=== INSTRUCTION ===
Repeat each record exactly as written, and drop any images.

=== Collected data ===
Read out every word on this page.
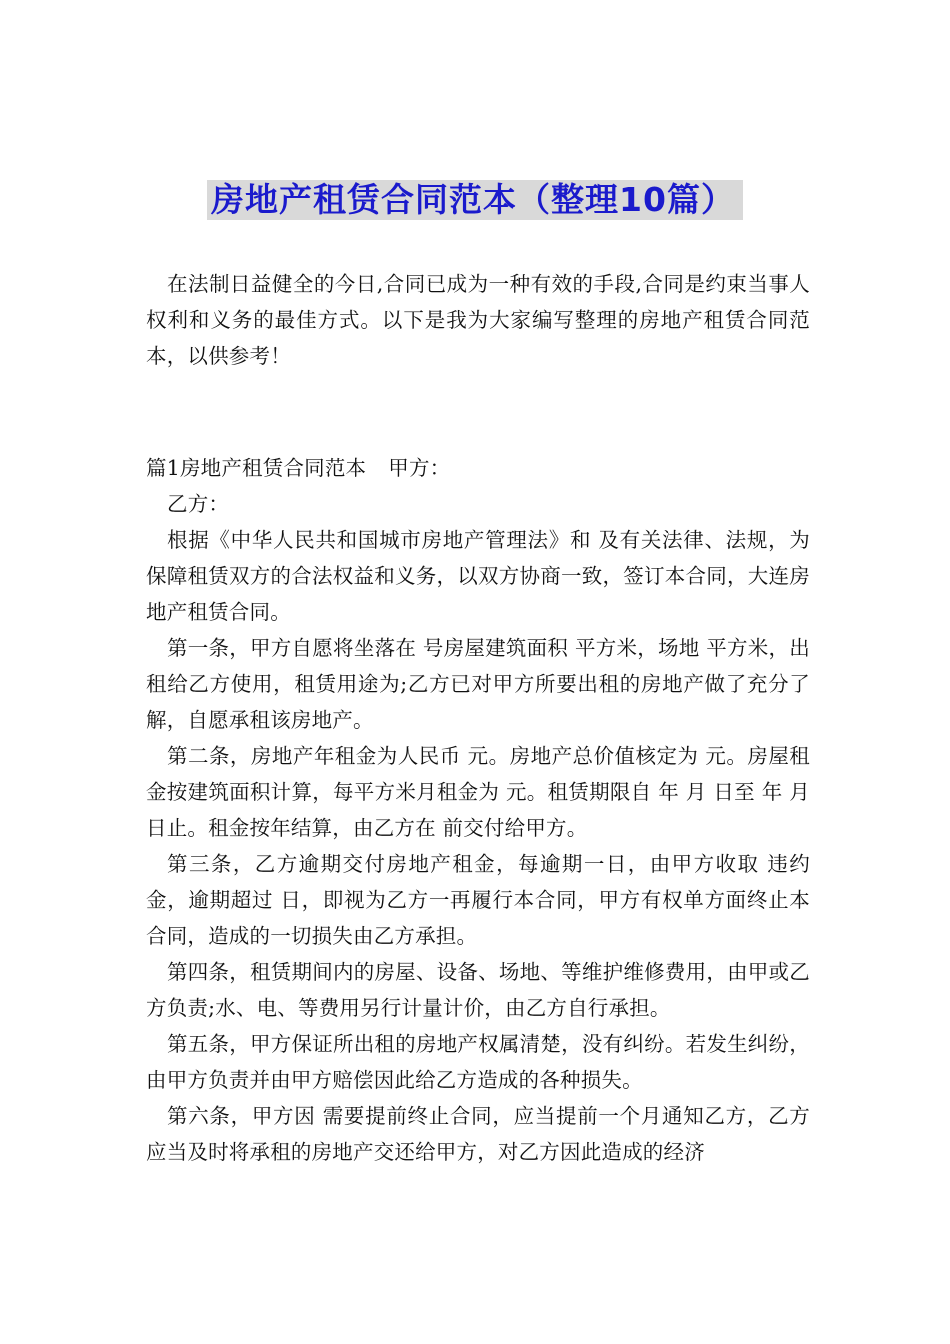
房地产租赁合同范本（整理10篇）

在法制日益健全的今日,合同已成为一种有效的手段,合同是约束当事人权利和义务的最佳方式。以下是我为大家编写整理的房地产租赁合同范本，以供参考！

篇1房地产租赁合同范本 甲方：

乙方：

根据《中华人民共和国城市房地产管理法》和 及有关法律、法规，为保障租赁双方的合法权益和义务，以双方协商一致，签订本合同，大连房地产租赁合同。

第一条，甲方自愿将坐落在 号房屋建筑面积 平方米，场地 平方米，出租给乙方使用，租赁用途为;乙方已对甲方所要出租的房地产做了充分了解，自愿承租该房地产。

第二条，房地产年租金为人民币 元。房地产总价值核定为 元。房屋租金按建筑面积计算，每平方米月租金为 元。租赁期限自 年 月 日至 年 月 日止。租金按年结算，由乙方在 前交付给甲方。

第三条，乙方逾期交付房地产租金，每逾期一日，由甲方收取 违约金，逾期超过 日，即视为乙方一再履行本合同，甲方有权单方面终止本合同，造成的一切损失由乙方承担。

第四条，租赁期间内的房屋、设备、场地、等维护维修费用，由甲或乙方负责;水、电、等费用另行计量计价，由乙方自行承担。

第五条，甲方保证所出租的房地产权属清楚，没有纠纷。若发生纠纷，由甲方负责并由甲方赔偿因此给乙方造成的各种损失。

第六条，甲方因 需要提前终止合同，应当提前一个月通知乙方，乙方应当及时将承租的房地产交还给甲方，对乙方因此造成的经济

=== EXERCISE RESPONSE ===
Read out every word on this page.
房地产租赁合同范本（整理10篇）

在法制日益健全的今日,合同已成为一种有效的手段,合同是约束当事人权利和义务的最佳方式。以下是我为大家编写整理的房地产租赁合同范本，以供参考！

篇1房地产租赁合同范本 甲方：

乙方：

根据《中华人民共和国城市房地产管理法》和 及有关法律、法规，为保障租赁双方的合法权益和义务，以双方协商一致，签订本合同，大连房地产租赁合同。

第一条，甲方自愿将坐落在 号房屋建筑面积 平方米，场地 平方米，出租给乙方使用，租赁用途为;乙方已对甲方所要出租的房地产做了充分了解，自愿承租该房地产。

第二条，房地产年租金为人民币 元。房地产总价值核定为 元。房屋租金按建筑面积计算，每平方米月租金为 元。租赁期限自 年 月 日至 年 月 日止。租金按年结算，由乙方在 前交付给甲方。

第三条，乙方逾期交付房地产租金，每逾期一日，由甲方收取 违约金，逾期超过 日，即视为乙方一再履行本合同，甲方有权单方面终止本合同，造成的一切损失由乙方承担。

第四条，租赁期间内的房屋、设备、场地、等维护维修费用，由甲或乙方负责;水、电、等费用另行计量计价，由乙方自行承担。

第五条，甲方保证所出租的房地产权属清楚，没有纠纷。若发生纠纷，由甲方负责并由甲方赔偿因此给乙方造成的各种损失。

第六条，甲方因 需要提前终止合同，应当提前一个月通知乙方，乙方应当及时将承租的房地产交还给甲方，对乙方因此造成的经济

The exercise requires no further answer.